> _Work required_
Draw out every line with the word "与环己烷" from the listing below.

-- Source records start --

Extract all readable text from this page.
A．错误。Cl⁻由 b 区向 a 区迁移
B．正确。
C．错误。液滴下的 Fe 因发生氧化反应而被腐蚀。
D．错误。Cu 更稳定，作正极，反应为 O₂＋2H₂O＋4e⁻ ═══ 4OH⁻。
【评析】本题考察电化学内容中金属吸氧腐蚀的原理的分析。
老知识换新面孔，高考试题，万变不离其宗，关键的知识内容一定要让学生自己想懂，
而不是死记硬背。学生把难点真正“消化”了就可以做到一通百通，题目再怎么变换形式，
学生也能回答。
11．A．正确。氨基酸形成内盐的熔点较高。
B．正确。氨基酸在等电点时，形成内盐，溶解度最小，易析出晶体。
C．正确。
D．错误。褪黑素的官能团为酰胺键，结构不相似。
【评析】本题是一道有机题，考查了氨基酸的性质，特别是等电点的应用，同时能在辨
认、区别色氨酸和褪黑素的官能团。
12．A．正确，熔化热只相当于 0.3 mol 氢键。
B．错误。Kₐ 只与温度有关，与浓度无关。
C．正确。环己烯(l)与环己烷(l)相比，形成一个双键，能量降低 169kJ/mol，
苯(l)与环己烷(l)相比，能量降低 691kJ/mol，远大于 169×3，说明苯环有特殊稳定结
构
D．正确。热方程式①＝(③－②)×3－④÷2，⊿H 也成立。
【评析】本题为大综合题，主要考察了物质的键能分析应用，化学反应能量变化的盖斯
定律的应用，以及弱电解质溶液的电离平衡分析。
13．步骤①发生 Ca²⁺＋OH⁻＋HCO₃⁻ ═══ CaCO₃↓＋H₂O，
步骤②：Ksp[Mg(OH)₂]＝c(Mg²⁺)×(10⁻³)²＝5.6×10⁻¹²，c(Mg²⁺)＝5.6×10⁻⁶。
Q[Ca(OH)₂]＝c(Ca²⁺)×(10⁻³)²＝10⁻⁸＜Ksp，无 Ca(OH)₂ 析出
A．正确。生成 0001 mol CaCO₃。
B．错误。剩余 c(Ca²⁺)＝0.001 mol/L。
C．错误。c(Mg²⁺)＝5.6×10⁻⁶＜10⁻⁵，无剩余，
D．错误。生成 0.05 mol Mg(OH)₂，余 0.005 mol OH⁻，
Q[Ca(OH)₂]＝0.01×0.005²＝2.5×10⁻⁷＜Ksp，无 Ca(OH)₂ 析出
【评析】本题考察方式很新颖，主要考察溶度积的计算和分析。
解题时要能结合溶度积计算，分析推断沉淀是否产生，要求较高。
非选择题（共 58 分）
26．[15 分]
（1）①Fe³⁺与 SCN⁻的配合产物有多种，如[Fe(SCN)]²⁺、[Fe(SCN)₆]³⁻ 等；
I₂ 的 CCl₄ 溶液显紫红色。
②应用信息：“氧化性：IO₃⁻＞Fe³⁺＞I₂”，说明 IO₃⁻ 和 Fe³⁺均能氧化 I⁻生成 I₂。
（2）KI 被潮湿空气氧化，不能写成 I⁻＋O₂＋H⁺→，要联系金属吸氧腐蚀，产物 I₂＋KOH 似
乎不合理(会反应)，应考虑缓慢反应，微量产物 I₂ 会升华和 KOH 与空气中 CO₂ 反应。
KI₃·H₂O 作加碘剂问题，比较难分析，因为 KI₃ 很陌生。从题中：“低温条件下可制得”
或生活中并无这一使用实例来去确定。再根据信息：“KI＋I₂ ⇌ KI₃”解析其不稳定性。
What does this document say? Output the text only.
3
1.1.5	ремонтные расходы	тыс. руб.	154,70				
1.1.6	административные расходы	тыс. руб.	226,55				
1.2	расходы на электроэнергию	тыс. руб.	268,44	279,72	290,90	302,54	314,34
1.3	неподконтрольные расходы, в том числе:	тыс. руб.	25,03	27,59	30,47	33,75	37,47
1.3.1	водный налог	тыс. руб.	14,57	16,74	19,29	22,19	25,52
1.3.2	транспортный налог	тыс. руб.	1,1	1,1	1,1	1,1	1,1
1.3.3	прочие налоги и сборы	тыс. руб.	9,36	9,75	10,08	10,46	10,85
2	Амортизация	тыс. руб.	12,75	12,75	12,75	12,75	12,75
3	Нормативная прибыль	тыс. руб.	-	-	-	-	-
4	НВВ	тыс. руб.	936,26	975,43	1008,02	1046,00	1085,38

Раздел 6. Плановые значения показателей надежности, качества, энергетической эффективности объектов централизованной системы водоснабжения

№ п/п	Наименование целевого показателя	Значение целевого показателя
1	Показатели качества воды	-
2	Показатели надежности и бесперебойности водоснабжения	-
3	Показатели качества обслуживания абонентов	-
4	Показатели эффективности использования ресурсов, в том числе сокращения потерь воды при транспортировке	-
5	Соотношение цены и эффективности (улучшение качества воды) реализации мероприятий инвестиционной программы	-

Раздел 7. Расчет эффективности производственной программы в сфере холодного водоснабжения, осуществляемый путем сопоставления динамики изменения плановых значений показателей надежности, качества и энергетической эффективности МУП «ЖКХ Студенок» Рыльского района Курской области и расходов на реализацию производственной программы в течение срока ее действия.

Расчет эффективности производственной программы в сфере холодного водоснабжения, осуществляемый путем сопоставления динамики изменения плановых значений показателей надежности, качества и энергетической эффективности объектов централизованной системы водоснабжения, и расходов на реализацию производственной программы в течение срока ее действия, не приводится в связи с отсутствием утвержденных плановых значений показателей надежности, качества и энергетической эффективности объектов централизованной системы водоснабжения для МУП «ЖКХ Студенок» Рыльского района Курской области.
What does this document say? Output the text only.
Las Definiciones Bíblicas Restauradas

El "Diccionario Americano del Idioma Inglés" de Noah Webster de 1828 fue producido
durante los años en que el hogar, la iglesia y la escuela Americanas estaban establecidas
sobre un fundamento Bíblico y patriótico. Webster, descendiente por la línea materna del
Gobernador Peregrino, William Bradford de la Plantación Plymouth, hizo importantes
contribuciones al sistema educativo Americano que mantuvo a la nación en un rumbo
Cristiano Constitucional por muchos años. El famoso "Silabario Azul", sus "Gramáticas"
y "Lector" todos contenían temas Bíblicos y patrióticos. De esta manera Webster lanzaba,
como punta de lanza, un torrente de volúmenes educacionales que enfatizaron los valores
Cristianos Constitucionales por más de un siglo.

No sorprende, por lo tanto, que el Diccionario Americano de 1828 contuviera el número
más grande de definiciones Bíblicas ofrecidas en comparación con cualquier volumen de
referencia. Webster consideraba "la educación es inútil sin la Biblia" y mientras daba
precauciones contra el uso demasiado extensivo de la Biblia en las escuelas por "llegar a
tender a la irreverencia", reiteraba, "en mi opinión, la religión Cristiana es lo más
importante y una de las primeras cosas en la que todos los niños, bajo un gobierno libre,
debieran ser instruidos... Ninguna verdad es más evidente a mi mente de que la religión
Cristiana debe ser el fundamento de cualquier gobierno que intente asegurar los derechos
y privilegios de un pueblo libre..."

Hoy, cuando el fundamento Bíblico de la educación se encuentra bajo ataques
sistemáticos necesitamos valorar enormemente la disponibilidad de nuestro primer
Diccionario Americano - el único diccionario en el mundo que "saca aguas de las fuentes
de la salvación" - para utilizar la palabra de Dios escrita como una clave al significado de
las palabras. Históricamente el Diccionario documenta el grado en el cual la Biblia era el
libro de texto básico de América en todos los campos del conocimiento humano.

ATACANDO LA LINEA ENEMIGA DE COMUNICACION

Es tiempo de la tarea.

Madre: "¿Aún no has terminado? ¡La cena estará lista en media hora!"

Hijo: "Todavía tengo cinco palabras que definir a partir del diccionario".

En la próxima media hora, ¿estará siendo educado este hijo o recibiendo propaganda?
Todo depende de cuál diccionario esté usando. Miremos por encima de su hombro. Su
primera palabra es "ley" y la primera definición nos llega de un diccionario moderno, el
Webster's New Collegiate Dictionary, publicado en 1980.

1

-- Source records end --

> _Exercise output_
C．正确。环己烯(l)与环己烷(l)相比，形成一个双键，能量降低 169kJ/mol，
苯(l)与环己烷(l)相比，能量降低 691kJ/mol，远大于 169×3，说明苯环有特殊稳定结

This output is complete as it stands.